-- Input --
|---|
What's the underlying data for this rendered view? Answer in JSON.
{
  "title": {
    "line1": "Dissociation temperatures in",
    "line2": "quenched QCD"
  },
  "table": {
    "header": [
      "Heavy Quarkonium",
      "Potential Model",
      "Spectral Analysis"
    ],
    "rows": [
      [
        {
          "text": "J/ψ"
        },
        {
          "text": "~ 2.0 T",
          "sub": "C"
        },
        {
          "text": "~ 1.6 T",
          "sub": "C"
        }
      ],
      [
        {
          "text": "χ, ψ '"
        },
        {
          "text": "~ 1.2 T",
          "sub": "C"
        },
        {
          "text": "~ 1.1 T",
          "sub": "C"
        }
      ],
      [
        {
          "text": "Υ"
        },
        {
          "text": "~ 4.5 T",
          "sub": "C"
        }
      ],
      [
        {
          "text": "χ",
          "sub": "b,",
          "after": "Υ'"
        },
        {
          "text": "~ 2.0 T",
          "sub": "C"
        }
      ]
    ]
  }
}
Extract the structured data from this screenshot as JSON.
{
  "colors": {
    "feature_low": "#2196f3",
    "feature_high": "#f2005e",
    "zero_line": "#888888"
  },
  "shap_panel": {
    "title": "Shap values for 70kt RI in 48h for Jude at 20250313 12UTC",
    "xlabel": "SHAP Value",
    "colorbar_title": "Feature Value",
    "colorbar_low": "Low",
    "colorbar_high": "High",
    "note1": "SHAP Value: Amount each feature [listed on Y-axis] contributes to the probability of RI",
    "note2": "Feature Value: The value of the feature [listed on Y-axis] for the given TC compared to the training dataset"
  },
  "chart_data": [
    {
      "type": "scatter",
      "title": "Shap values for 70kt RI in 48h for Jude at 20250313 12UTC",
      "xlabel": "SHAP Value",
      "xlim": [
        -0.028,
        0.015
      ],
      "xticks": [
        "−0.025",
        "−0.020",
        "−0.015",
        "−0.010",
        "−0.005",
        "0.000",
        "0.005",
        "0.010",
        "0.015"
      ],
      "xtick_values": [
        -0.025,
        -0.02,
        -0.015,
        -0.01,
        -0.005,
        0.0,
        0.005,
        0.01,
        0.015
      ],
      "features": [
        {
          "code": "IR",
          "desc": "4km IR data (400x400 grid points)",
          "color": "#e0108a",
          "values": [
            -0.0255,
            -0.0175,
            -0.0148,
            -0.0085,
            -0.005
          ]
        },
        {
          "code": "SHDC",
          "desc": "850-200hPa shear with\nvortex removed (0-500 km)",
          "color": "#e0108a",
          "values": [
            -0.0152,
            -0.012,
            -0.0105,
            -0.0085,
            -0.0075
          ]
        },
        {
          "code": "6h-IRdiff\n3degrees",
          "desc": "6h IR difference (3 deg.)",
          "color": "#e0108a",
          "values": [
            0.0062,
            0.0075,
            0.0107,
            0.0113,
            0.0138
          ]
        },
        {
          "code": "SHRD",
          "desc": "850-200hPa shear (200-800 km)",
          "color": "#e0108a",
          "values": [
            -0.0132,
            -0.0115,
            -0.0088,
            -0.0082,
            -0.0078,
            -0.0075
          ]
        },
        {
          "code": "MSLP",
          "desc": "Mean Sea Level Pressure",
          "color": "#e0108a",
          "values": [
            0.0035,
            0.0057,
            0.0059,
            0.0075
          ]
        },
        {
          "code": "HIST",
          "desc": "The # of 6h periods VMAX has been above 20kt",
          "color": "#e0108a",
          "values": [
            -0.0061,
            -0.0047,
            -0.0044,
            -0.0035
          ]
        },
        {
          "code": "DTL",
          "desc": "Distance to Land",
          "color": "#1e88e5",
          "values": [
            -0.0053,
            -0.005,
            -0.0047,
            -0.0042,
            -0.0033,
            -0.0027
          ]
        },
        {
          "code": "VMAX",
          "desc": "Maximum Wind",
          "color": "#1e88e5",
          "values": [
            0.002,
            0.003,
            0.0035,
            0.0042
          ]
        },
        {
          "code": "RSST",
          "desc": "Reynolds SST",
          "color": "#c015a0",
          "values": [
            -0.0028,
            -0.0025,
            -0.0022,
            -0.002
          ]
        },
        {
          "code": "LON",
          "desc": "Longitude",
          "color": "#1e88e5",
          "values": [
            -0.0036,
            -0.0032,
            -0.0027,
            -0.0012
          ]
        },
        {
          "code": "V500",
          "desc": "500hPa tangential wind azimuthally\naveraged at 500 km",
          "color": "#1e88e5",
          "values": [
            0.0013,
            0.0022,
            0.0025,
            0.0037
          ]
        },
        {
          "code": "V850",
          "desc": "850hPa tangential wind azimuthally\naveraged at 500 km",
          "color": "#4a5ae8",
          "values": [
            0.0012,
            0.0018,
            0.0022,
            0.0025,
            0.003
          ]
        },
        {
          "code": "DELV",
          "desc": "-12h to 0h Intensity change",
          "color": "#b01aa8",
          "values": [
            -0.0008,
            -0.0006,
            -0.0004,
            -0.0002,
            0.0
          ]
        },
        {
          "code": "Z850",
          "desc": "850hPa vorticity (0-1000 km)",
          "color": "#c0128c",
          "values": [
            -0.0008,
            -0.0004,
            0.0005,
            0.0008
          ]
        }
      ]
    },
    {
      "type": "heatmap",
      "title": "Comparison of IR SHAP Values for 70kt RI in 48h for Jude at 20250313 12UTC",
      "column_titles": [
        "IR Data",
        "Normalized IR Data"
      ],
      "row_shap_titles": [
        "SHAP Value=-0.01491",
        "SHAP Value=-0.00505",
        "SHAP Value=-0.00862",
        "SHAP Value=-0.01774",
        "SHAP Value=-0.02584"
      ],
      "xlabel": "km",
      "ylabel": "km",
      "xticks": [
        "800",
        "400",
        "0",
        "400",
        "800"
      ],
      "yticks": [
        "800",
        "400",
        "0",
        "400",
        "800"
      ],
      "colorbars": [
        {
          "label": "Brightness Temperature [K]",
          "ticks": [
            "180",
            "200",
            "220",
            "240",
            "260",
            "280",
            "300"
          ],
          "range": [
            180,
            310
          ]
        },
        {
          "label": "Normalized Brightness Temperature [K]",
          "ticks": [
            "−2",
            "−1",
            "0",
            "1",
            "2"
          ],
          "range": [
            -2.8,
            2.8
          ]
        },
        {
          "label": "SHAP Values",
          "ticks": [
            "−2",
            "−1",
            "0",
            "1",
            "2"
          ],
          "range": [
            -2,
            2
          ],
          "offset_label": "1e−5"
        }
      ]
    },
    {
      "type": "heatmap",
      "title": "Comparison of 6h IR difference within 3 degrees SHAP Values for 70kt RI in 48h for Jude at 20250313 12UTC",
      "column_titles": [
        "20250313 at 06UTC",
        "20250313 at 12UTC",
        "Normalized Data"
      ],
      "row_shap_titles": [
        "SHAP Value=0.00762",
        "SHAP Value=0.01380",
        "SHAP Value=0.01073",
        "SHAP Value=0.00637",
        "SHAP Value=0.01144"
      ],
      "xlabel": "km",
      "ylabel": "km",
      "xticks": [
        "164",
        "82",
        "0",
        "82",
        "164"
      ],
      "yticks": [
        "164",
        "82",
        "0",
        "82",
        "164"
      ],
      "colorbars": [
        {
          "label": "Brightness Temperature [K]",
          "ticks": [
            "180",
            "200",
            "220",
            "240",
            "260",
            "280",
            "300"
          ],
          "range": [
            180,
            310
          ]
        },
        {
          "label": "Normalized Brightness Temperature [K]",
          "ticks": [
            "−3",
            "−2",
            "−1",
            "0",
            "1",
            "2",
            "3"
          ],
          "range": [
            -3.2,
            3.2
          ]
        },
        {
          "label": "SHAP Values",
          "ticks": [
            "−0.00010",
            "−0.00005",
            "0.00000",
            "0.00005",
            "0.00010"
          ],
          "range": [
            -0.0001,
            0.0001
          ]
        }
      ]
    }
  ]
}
|---|
-- Your task --
Go through the records and copy each line with "shear" in it.

-- Right answer --
          "desc": "850-200hPa shear with\nvortex removed (0-500 km)",
          "desc": "850-200hPa shear (200-800 km)",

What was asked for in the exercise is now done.